- Page excerpt -
((
He examines the limits of fact-checking as a response or a rebuke to those who cloud public discourse with lies.

He tells us that scientific literacy is not necessarily the answer, that it “can actually widen the gap between different political tribes on issues such as climate change — that is, well-informed liberals and well-informed conservatives are further apart in their views than liberals and conservatives who know little about the science.”

Harford goes on to outline a paper “Scientific Curiosity and Political Information Processing” by Dan Kahan, Asheley Landrum, Katie Carpenter, Laura Helft and Kathleen Hall Jamieson.

Those authors argue that it is worth exploring further whether a person’s curiosity about science can counteract our tendency to view the world through the lens of political bias.

Their initial findings prompt them to explore whether

individuals who have an appetite to be surprised by scientific information—who find it pleasurable to discover that the world does not work as they expected—do not turn this feature of their personality off when they engage political information but rather indulge it in that setting as well, exposing themselves more readily to information that defies their expectations about facts on contested issues. The result is that these citizens, unlike their less curious counterparts, react more open mindedly and respond more uniformly across the political spectrum to the best available evidence.

As Harford puts it, “Curiosity is the seed from which sensible democratic decisions can grow. It seems to be one of the only cures for politically motivated reasoning but it’s also, into the bargain, the cure for a society where most people just don’t pay attention to the news because they find it boring or confusing.”

All of this is great news for those of us working at the odd intersection of knowledge and culture, where communities meet institutions like galleries, museums, libraries, universities, and healthcare providers.

I’ve been worrying for a while now, even with events as warm and cuddly as the annual Fun Palace celebrations of art and science, about the times we choose to take scientific claims on faith.

I worry too about what part libraries have to play in the battle against fake news and egregiously false claims in the media. Is the library a trusted dispenser of facts and information? A repository of the truth? Or, rather, a safe place for you to indulge your curiosity, to wander as you see fit through all the contested claims and different visions of human knowledge and culture?
))
- Jobs -
A - Summarize the excerpt on curiosity in two sentences.
B - Put this sentence from the excerpt on curiosity into Spanish: "Those authors argue that it is worth exploring further whether a person’s curiosity about science can counteract our tendency to view the world through the lens of political bias."
C - Turn the paragraph of the excerpt on curiosity that opens "I worry too about what part libraries" into a short bulleted list that keeps its main points.
The records after this point are separate material and have no connection to the excerpt on curiosity.

- Dataset extract -
((
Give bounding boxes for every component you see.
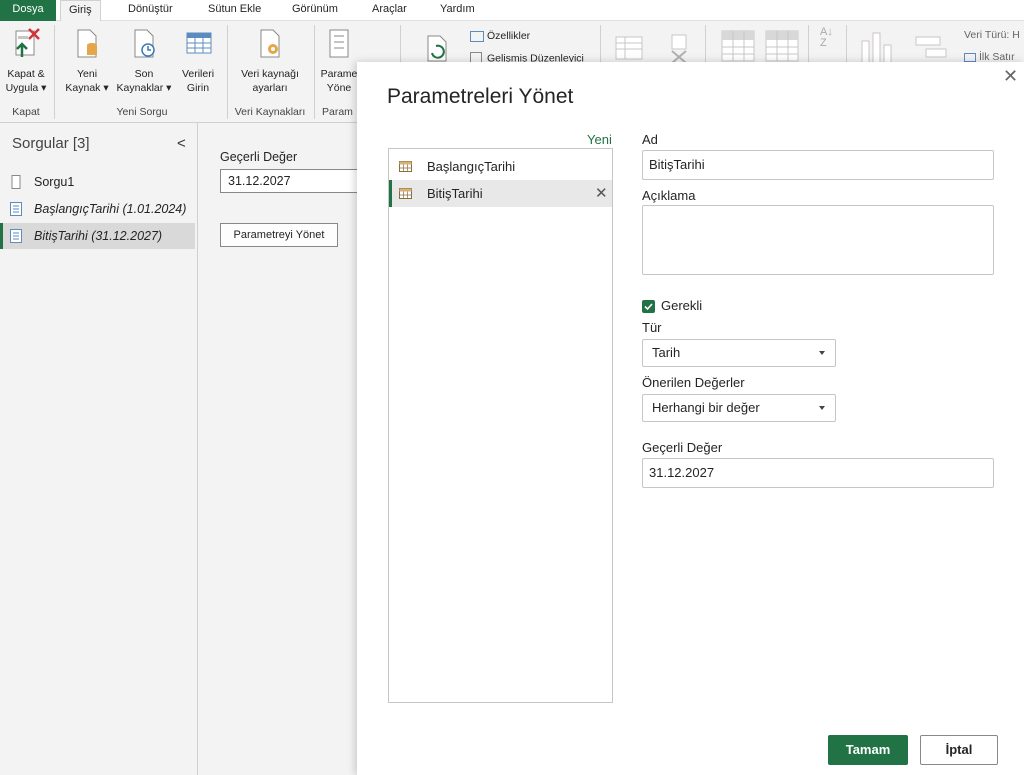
chevron-down-icon (819, 351, 825, 355)
keep-rows-icon (721, 30, 755, 62)
group-label-data-sources: Veri Kaynakları (234, 106, 306, 118)
parameter-preview-pane: Geçerli Değer 31.12.2027 Parametreyi Yön… (199, 123, 360, 775)
data-source-settings-label-1: Veri kaynağı (241, 68, 299, 80)
recent-sources-label-1: Son (134, 68, 154, 80)
new-source-icon (77, 29, 97, 58)
description-label: Açıklama (642, 188, 696, 203)
manage-parameters-label-1: Parame (320, 68, 358, 80)
manage-parameters-icon (329, 29, 349, 58)
sort-icon: A↓ Z (820, 26, 833, 49)
enter-data-label-2: Girin (186, 82, 210, 94)
close-apply-button[interactable]: Kapat & Uygula ▾ (2, 27, 50, 95)
name-label: Ad (642, 132, 658, 147)
tab-add-column[interactable]: Sütun Ekle (200, 0, 269, 21)
group-label-close: Kapat (12, 106, 40, 118)
properties-icon (470, 30, 484, 42)
recent-sources-label-2: Kaynaklar ▾ (116, 82, 172, 94)
query-label: BitişTarihi (31.12.2027) (34, 229, 163, 243)
tab-tools[interactable]: Araçlar (364, 0, 415, 21)
manage-parameters-dialog: ✕ Parametreleri Yönet Yeni BaşlangıçTari… (357, 62, 1024, 775)
remove-columns-icon (671, 34, 687, 63)
data-type-dropdown[interactable]: Veri Türü: H (964, 29, 1020, 41)
enter-data-button[interactable]: Verileri Girin (176, 27, 220, 95)
required-label: Gerekli (661, 298, 703, 313)
tab-home[interactable]: Giriş (60, 0, 101, 21)
queries-pane: Sorgular [3] < Sorgu1 BaşlangıçTarihi (1… (0, 123, 198, 775)
data-source-settings-label-2: ayarları (252, 82, 288, 94)
choose-columns-icon (615, 36, 643, 60)
collapse-pane-button[interactable]: < (177, 135, 186, 152)
tab-file[interactable]: Dosya (0, 0, 56, 21)
parameter-item-start-date[interactable]: BaşlangıçTarihi (389, 153, 612, 180)
ribbon-divider (314, 25, 315, 119)
properties-label: Özellikler (487, 30, 531, 42)
query-label: Sorgu1 (34, 175, 75, 189)
current-value-label: Geçerli Değer (220, 150, 298, 164)
manage-parameters-label-2: Yöne (326, 82, 352, 94)
manage-parameter-button[interactable]: Parametreyi Yönet (220, 223, 338, 247)
cancel-button[interactable]: İptal (920, 735, 998, 765)
dialog-title: Parametreleri Yönet (387, 85, 574, 108)
query-item-sorgu1[interactable]: Sorgu1 (0, 169, 195, 195)
suggested-values-label: Önerilen Değerler (642, 375, 745, 390)
recent-sources-icon (134, 29, 155, 58)
current-value-input[interactable]: 31.12.2027 (220, 169, 360, 193)
description-textarea[interactable] (642, 205, 994, 275)
parameter-list: BaşlangıçTarihi BitişTarihi ✕ (388, 148, 613, 703)
suggested-values-dropdown[interactable]: Herhangi bir değer (642, 394, 836, 422)
data-source-settings-icon (260, 29, 280, 58)
query-label: BaşlangıçTarihi (1.01.2024) (34, 202, 187, 216)
new-source-label-2: Kaynak ▾ (65, 82, 109, 94)
close-apply-label-1: Kapat & (7, 68, 45, 80)
close-icon[interactable]: ✕ (1003, 66, 1018, 87)
close-apply-label-2: Uygula ▾ (5, 82, 47, 94)
first-row-icon (964, 52, 976, 62)
close-apply-icon (15, 28, 40, 57)
parameter-item-end-date[interactable]: BitişTarihi ✕ (389, 180, 612, 207)
ribbon-tabbar: Dosya Giriş Dönüştür Sütun Ekle Görünüm … (0, 0, 1024, 21)
new-source-label-1: Yeni (76, 68, 98, 80)
ribbon-divider (227, 25, 228, 119)
chevron-down-icon (819, 406, 825, 410)
split-column-icon (861, 32, 892, 63)
group-label-new-query: Yeni Sorgu (116, 106, 168, 118)
parameter-label: BaşlangıçTarihi (427, 159, 516, 174)
checkmark-icon (644, 303, 653, 311)
current-value-input[interactable]: 31.12.2027 (642, 458, 994, 488)
parameter-table-icon (399, 188, 412, 199)
refresh-icon (427, 35, 447, 62)
tab-transform[interactable]: Dönüştür (120, 0, 181, 21)
parameter-label: BitişTarihi (427, 186, 483, 201)
parameter-icon (10, 229, 22, 243)
query-icon (11, 175, 21, 189)
type-label: Tür (642, 320, 662, 335)
new-parameter-link[interactable]: Yeni (587, 132, 612, 147)
tab-help[interactable]: Yardım (432, 0, 483, 21)
properties-button[interactable]: Özellikler (470, 30, 530, 42)
query-item-start-date[interactable]: BaşlangıçTarihi (1.01.2024) (0, 196, 195, 222)
queries-pane-title: Sorgular [3] (12, 135, 90, 152)
new-source-button[interactable]: Yeni Kaynak ▾ (62, 27, 112, 95)
parameter-icon (10, 202, 22, 216)
table-icon (186, 32, 212, 54)
group-label-parameters: Param (322, 106, 353, 118)
parameter-table-icon (399, 161, 412, 172)
ribbon-divider (54, 25, 55, 119)
ok-button[interactable]: Tamam (828, 735, 908, 765)
suggested-values-value: Herhangi bir değer (652, 400, 760, 415)
type-value: Tarih (652, 345, 681, 360)
required-checkbox[interactable] (642, 300, 655, 313)
type-dropdown[interactable]: Tarih (642, 339, 836, 367)
delete-parameter-icon[interactable]: ✕ (595, 180, 608, 207)
query-item-end-date[interactable]: BitişTarihi (31.12.2027) (0, 223, 195, 249)
remove-rows-icon (765, 30, 799, 62)
group-by-icon (915, 36, 947, 58)
name-input[interactable]: BitişTarihi (642, 150, 994, 180)
data-source-settings-button[interactable]: Veri kaynağı ayarları (232, 27, 308, 95)
recent-sources-button[interactable]: Son Kaynaklar ▾ (114, 27, 174, 95)
manage-parameters-button[interactable]: Parame Yöne (318, 27, 360, 95)
tab-view[interactable]: Görünüm (284, 0, 346, 21)
enter-data-label-1: Verileri (181, 68, 215, 80)
current-value-label: Geçerli Değer (642, 440, 723, 455)
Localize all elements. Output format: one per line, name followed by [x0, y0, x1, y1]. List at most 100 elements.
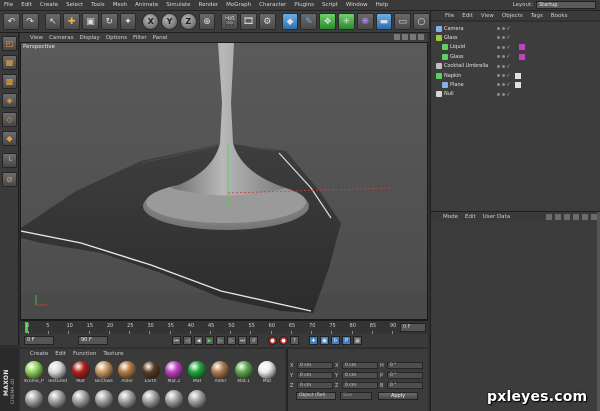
visibility-dot-icon[interactable] [502, 45, 505, 49]
live-selection-icon[interactable]: ↖ [44, 13, 62, 30]
move-view-icon[interactable] [394, 34, 400, 40]
menu-edit[interactable]: Edit [17, 2, 36, 8]
size-mode-select[interactable]: Size [340, 392, 372, 400]
material-swatch[interactable]: Krome_P [23, 360, 45, 385]
rotate-view-icon[interactable] [410, 34, 416, 40]
object-row[interactable]: Camera ✓ [431, 24, 600, 33]
object-row[interactable]: Null ✓ [431, 90, 600, 99]
visibility-dot-icon[interactable] [497, 64, 500, 68]
texture-tag-icon[interactable] [515, 72, 521, 79]
tweak-mode-icon[interactable]: ⊘ [2, 172, 17, 187]
point-level-icon[interactable]: ▦ [353, 336, 362, 345]
position-y-field[interactable]: 0 cm [297, 372, 333, 379]
x-axis-button[interactable]: X [142, 13, 160, 30]
go-to-start-button[interactable]: ⏮ [172, 336, 181, 345]
keyframe-selection-button[interactable]: ? [290, 336, 299, 345]
coordinate-mode-select[interactable]: Object (Rel) [296, 392, 336, 400]
visibility-dot-icon[interactable] [497, 92, 500, 96]
visibility-dot-icon[interactable] [502, 92, 505, 96]
autokey-button[interactable]: ● [279, 336, 288, 345]
use-model-mode-icon[interactable]: ◰ [2, 36, 17, 51]
recent-tool-icon[interactable]: ✦ [119, 13, 137, 30]
om-menu-objects[interactable]: Objects [502, 13, 523, 19]
menu-animate[interactable]: Animate [131, 2, 162, 8]
loop-button[interactable]: ↺ [249, 336, 258, 345]
enabled-check-icon[interactable]: ✓ [506, 81, 511, 88]
visibility-dot-icon[interactable] [502, 74, 505, 77]
viewport-menu-filter[interactable]: Filter [133, 35, 147, 41]
coordinate-system-icon[interactable]: ⊕ [198, 13, 216, 30]
material-tag-icon[interactable] [519, 44, 525, 51]
play-button[interactable]: ▶ [205, 336, 214, 345]
material-swatch[interactable]: Alder [116, 360, 138, 385]
light-icon[interactable]: ○ [413, 13, 430, 30]
visibility-dot-icon[interactable] [502, 36, 505, 40]
viewport[interactable]: Perspective [20, 42, 428, 320]
menu-mesh[interactable]: Mesh [109, 2, 131, 8]
enabled-check-icon[interactable]: ✓ [506, 25, 511, 32]
size-x-field[interactable]: 0 cm [342, 362, 378, 369]
menu-window[interactable]: Window [342, 2, 372, 8]
position-z-field[interactable]: 0 cm [297, 382, 333, 389]
search-icon[interactable] [573, 214, 579, 220]
material-swatch-partial[interactable] [163, 389, 185, 411]
object-row[interactable]: Plane ✓ [431, 80, 600, 89]
start-frame-field[interactable]: 0 F [24, 336, 54, 345]
visibility-dots[interactable] [497, 36, 505, 40]
deformer-icon[interactable]: ❋ [356, 13, 374, 30]
material-swatch-partial[interactable] [186, 389, 208, 411]
scale-icon[interactable]: ▣ [82, 13, 99, 30]
rotate-icon[interactable]: ↻ [100, 13, 118, 30]
enabled-check-icon[interactable]: ✓ [506, 53, 511, 60]
visibility-dot-icon[interactable] [497, 45, 500, 49]
enabled-check-icon[interactable]: ✓ [506, 34, 511, 41]
am-menu-mode[interactable]: Mode [443, 214, 458, 220]
menu-render[interactable]: Render [195, 2, 223, 8]
object-row[interactable]: Glass ✓ [431, 33, 600, 42]
apply-button[interactable]: Apply [378, 392, 418, 400]
rotation-key-icon[interactable]: ↻ [331, 336, 340, 345]
rotation-h-field[interactable]: 0 ° [387, 362, 423, 369]
visibility-dot-icon[interactable] [497, 55, 500, 59]
timeline[interactable]: 0 5 10 15 20 25 30 35 40 45 50 55 60 65 70 75 80 85 90 0 F [20, 320, 428, 334]
array-icon[interactable]: ✳ [338, 13, 355, 30]
material-swatch[interactable]: Mat [256, 360, 278, 385]
visibility-dots[interactable] [497, 55, 505, 59]
redo-button[interactable]: ↷ [21, 13, 39, 30]
zoom-view-icon[interactable] [402, 34, 408, 40]
material-swatch-partial[interactable] [93, 389, 115, 411]
current-frame-field[interactable]: 0 F [400, 323, 426, 332]
material-menu-function[interactable]: Function [73, 351, 96, 357]
lock-icon[interactable] [582, 214, 588, 220]
material-swatch[interactable]: Earth [140, 360, 162, 385]
om-menu-tags[interactable]: Tags [531, 13, 543, 19]
visibility-dots[interactable] [497, 64, 505, 68]
material-menu-edit[interactable]: Edit [55, 351, 66, 357]
scale-key-icon[interactable]: ▣ [320, 336, 329, 345]
material-swatch[interactable]: Textured [46, 360, 68, 385]
y-axis-button[interactable]: Y [161, 13, 178, 30]
object-row[interactable]: Glass ✓ [431, 52, 600, 61]
material-swatch[interactable]: Mat.1 [233, 360, 255, 385]
menu-help[interactable]: Help [372, 2, 393, 8]
menu-tools[interactable]: Tools [87, 2, 109, 8]
viewport-menu-cameras[interactable]: Cameras [49, 35, 73, 41]
size-y-field[interactable]: 0 cm [342, 372, 378, 379]
texture-tag-icon[interactable] [515, 81, 521, 88]
move-icon[interactable]: ✚ [63, 13, 81, 30]
am-menu-edit[interactable]: Edit [465, 214, 476, 220]
use-points-mode-icon[interactable]: ◈ [2, 93, 17, 108]
end-frame-field[interactable]: 90 F [78, 336, 108, 345]
enable-axis-icon[interactable]: └ [2, 153, 17, 168]
object-row[interactable]: Cocktail Umbrella ✓ [431, 62, 600, 71]
material-swatch[interactable]: Birchwe [93, 360, 115, 385]
material-swatch[interactable]: Mat [70, 360, 92, 385]
menu-create[interactable]: Create [36, 2, 62, 8]
subdivision-icon[interactable]: ❖ [319, 13, 337, 30]
next-key-button[interactable]: ▷ [227, 336, 236, 345]
record-button[interactable]: ● [268, 336, 277, 345]
use-polygons-mode-icon[interactable]: ◆ [2, 131, 17, 146]
material-swatch-partial[interactable] [140, 389, 162, 411]
om-menu-view[interactable]: View [481, 13, 494, 19]
previous-key-button[interactable]: ◁ [183, 336, 192, 345]
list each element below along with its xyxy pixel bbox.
))
- The answers -
A - Harford outlines a paper by Kahan and colleagues suggesting that curiosity about science, unlike scientific literacy (which can widen the gap between political tribes), may counteract politically biased reasoning by leading people to respond more open-mindedly and uniformly to the best available evidence. The writer calls this great news for those working where communities meet institutions such as libraries, and asks whether a library should be a trusted dispenser of facts or a safe place to indulge curiosity.

B - Esos autores sostienen que vale la pena seguir explorando si la curiosidad de una persona por la ciencia puede contrarrestar nuestra tendencia a ver el mundo a través de la lente del sesgo político.

C -
- The writer is concerned about the role libraries should play against fake news and egregiously false claims in the media.
- Is the library a trusted dispenser of facts and information?
- Is it a repository of the truth?
- Or is it a safe place to indulge curiosity, wandering through contested claims and different visions of human knowledge and culture?